What you need to do
Read the records below. Copy each line where the string "color" occurs.

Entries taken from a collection
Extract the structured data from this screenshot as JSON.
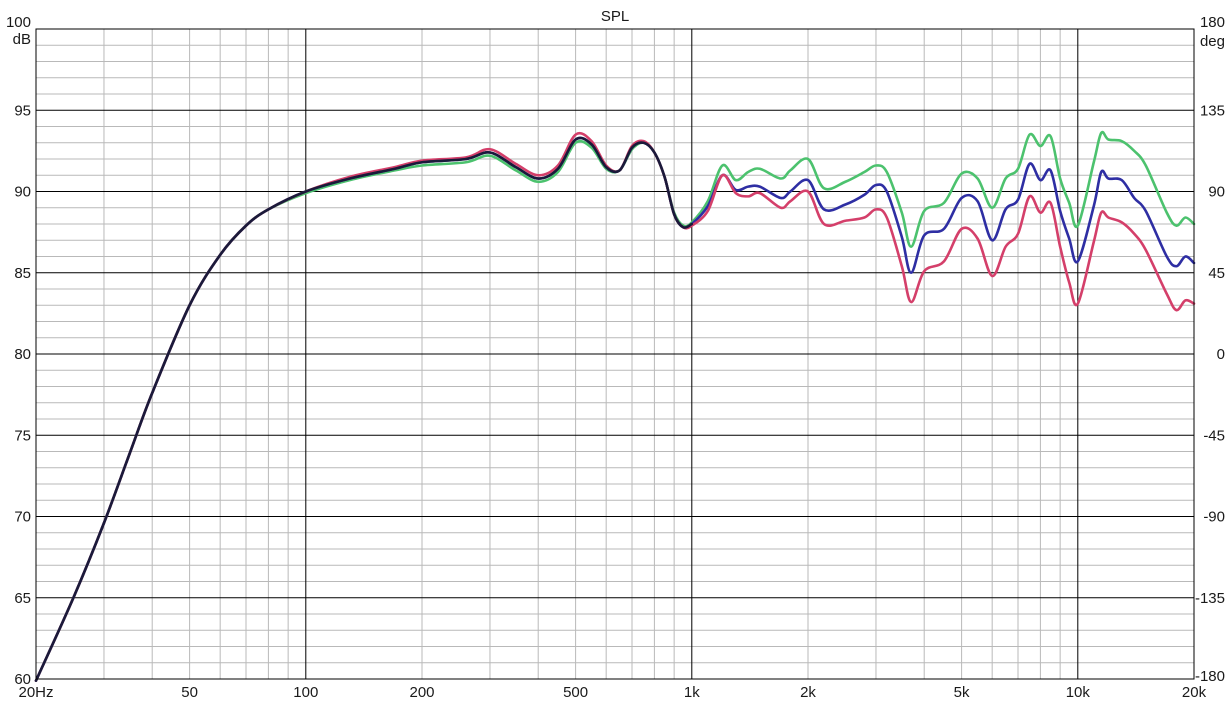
{
  "chart_data": {
    "type": "line",
    "title": "SPL",
    "xscale": "log",
    "xlim": [
      20,
      20000
    ],
    "ylim": [
      60,
      100
    ],
    "y2lim": [
      -180,
      180
    ],
    "grid": true,
    "y_unit": "dB",
    "y2_unit": "deg",
    "x_ticks": [
      {
        "value": 20,
        "label": "20Hz"
      },
      {
        "value": 50,
        "label": "50"
      },
      {
        "value": 100,
        "label": "100"
      },
      {
        "value": 200,
        "label": "200"
      },
      {
        "value": 500,
        "label": "500"
      },
      {
        "value": 1000,
        "label": "1k"
      },
      {
        "value": 2000,
        "label": "2k"
      },
      {
        "value": 5000,
        "label": "5k"
      },
      {
        "value": 10000,
        "label": "10k"
      },
      {
        "value": 20000,
        "label": "20k"
      }
    ],
    "y_ticks": [
      {
        "value": 100,
        "label": "100"
      },
      {
        "value": 95,
        "label": "95"
      },
      {
        "value": 90,
        "label": "90"
      },
      {
        "value": 85,
        "label": "85"
      },
      {
        "value": 80,
        "label": "80"
      },
      {
        "value": 75,
        "label": "75"
      },
      {
        "value": 70,
        "label": "70"
      },
      {
        "value": 65,
        "label": "65"
      },
      {
        "value": 60,
        "label": "60"
      }
    ],
    "y2_ticks": [
      {
        "value": 180,
        "label": "180"
      },
      {
        "value": 135,
        "label": "135"
      },
      {
        "value": 90,
        "label": "90"
      },
      {
        "value": 45,
        "label": "45"
      },
      {
        "value": 0,
        "label": "0"
      },
      {
        "value": -45,
        "label": "-45"
      },
      {
        "value": -90,
        "label": "-90"
      },
      {
        "value": -135,
        "label": "-135"
      },
      {
        "value": -180,
        "label": "-180"
      }
    ],
    "series": [
      {
        "color": "#4cc26e",
        "x": [
          20,
          25,
          30,
          35,
          40,
          50,
          60,
          70,
          80,
          100,
          130,
          170,
          200,
          260,
          300,
          350,
          400,
          450,
          500,
          550,
          600,
          650,
          700,
          750,
          800,
          850,
          900,
          950,
          1000,
          1100,
          1200,
          1300,
          1400,
          1500,
          1700,
          1800,
          2000,
          2200,
          2500,
          2800,
          3000,
          3200,
          3500,
          3700,
          4000,
          4500,
          5000,
          5500,
          6000,
          6500,
          7000,
          7500,
          8000,
          8500,
          9000,
          9500,
          10000,
          11000,
          11500,
          12000,
          13000,
          14000,
          15000,
          17000,
          18000,
          19000,
          20000
        ],
        "y": [
          59.9,
          65.0,
          69.6,
          73.9,
          77.6,
          83.0,
          86.1,
          87.9,
          88.9,
          89.9,
          90.7,
          91.3,
          91.6,
          91.8,
          92.2,
          91.3,
          90.6,
          91.2,
          93.0,
          92.7,
          91.4,
          91.3,
          92.6,
          93.0,
          92.4,
          90.9,
          88.7,
          87.9,
          88.1,
          89.4,
          91.6,
          90.7,
          91.2,
          91.4,
          90.8,
          91.3,
          92.0,
          90.2,
          90.6,
          91.2,
          91.6,
          91.2,
          88.7,
          86.6,
          88.8,
          89.3,
          91.1,
          90.8,
          89.0,
          90.8,
          91.4,
          93.5,
          92.8,
          93.4,
          90.8,
          89.3,
          87.9,
          91.8,
          93.6,
          93.2,
          93.1,
          92.5,
          91.6,
          88.7,
          87.9,
          88.4,
          88.0
        ]
      },
      {
        "color": "#2e2ea3",
        "x": [
          20,
          25,
          30,
          35,
          40,
          50,
          60,
          70,
          80,
          100,
          130,
          170,
          200,
          260,
          300,
          350,
          400,
          450,
          500,
          550,
          600,
          650,
          700,
          750,
          800,
          850,
          900,
          950,
          1000,
          1100,
          1200,
          1300,
          1400,
          1500,
          1700,
          1800,
          2000,
          2200,
          2500,
          2800,
          3000,
          3200,
          3500,
          3700,
          4000,
          4500,
          5000,
          5500,
          6000,
          6500,
          7000,
          7500,
          8000,
          8500,
          9000,
          9500,
          10000,
          11000,
          11500,
          12000,
          13000,
          14000,
          15000,
          17000,
          18000,
          19000,
          20000
        ],
        "y": [
          59.9,
          65.0,
          69.6,
          73.9,
          77.6,
          83.0,
          86.1,
          87.9,
          88.9,
          90.0,
          90.8,
          91.4,
          91.8,
          92.0,
          92.4,
          91.5,
          90.8,
          91.4,
          93.2,
          92.9,
          91.5,
          91.3,
          92.7,
          93.0,
          92.4,
          90.9,
          88.6,
          87.8,
          88.0,
          89.1,
          91.0,
          90.1,
          90.3,
          90.3,
          89.6,
          90.0,
          90.7,
          88.9,
          89.2,
          89.8,
          90.4,
          90.0,
          87.2,
          85.0,
          87.3,
          87.7,
          89.6,
          89.4,
          87.0,
          88.9,
          89.5,
          91.7,
          90.7,
          91.3,
          88.8,
          87.1,
          85.7,
          89.1,
          91.2,
          90.8,
          90.7,
          89.6,
          88.8,
          86.0,
          85.4,
          86.0,
          85.6
        ]
      },
      {
        "color": "#d43f6a",
        "x": [
          20,
          25,
          30,
          35,
          40,
          50,
          60,
          70,
          80,
          100,
          130,
          170,
          200,
          260,
          300,
          350,
          400,
          450,
          500,
          550,
          600,
          650,
          700,
          750,
          800,
          850,
          900,
          950,
          1000,
          1100,
          1200,
          1300,
          1400,
          1500,
          1700,
          1800,
          2000,
          2200,
          2500,
          2800,
          3000,
          3200,
          3500,
          3700,
          4000,
          4500,
          5000,
          5500,
          6000,
          6500,
          7000,
          7500,
          8000,
          8500,
          9000,
          9500,
          10000,
          11000,
          11500,
          12000,
          13000,
          14000,
          15000,
          17000,
          18000,
          19000,
          20000
        ],
        "y": [
          59.9,
          65.0,
          69.6,
          73.9,
          77.6,
          83.0,
          86.1,
          87.9,
          88.9,
          90.0,
          90.9,
          91.5,
          91.9,
          92.1,
          92.6,
          91.7,
          91.0,
          91.6,
          93.5,
          93.1,
          91.6,
          91.3,
          92.8,
          93.1,
          92.4,
          90.9,
          88.6,
          87.8,
          87.9,
          88.8,
          91.0,
          89.9,
          89.7,
          89.9,
          89.0,
          89.4,
          90.0,
          88.0,
          88.2,
          88.4,
          88.9,
          88.4,
          85.4,
          83.2,
          85.1,
          85.7,
          87.7,
          87.1,
          84.8,
          86.6,
          87.4,
          89.7,
          88.7,
          89.3,
          86.6,
          84.4,
          83.1,
          86.9,
          88.7,
          88.4,
          88.1,
          87.4,
          86.4,
          83.7,
          82.7,
          83.3,
          83.1
        ]
      },
      {
        "color": "#1a1a3a",
        "x": [
          20,
          25,
          30,
          35,
          40,
          50,
          60,
          70,
          80,
          100,
          130,
          170,
          200,
          260,
          300,
          350,
          400,
          450,
          500,
          550,
          600,
          650,
          700,
          750,
          800,
          850,
          900,
          950,
          1000
        ],
        "y": [
          59.9,
          65.0,
          69.6,
          73.9,
          77.6,
          83.0,
          86.1,
          87.9,
          88.9,
          90.0,
          90.8,
          91.4,
          91.8,
          92.0,
          92.4,
          91.5,
          90.8,
          91.4,
          93.2,
          92.9,
          91.5,
          91.3,
          92.7,
          93.0,
          92.4,
          90.9,
          88.6,
          87.8,
          88.0
        ]
      }
    ]
  }
}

Complete answer
        "color": "#4cc26e",
        "color": "#2e2ea3",
        "color": "#d43f6a",
        "color": "#1a1a3a",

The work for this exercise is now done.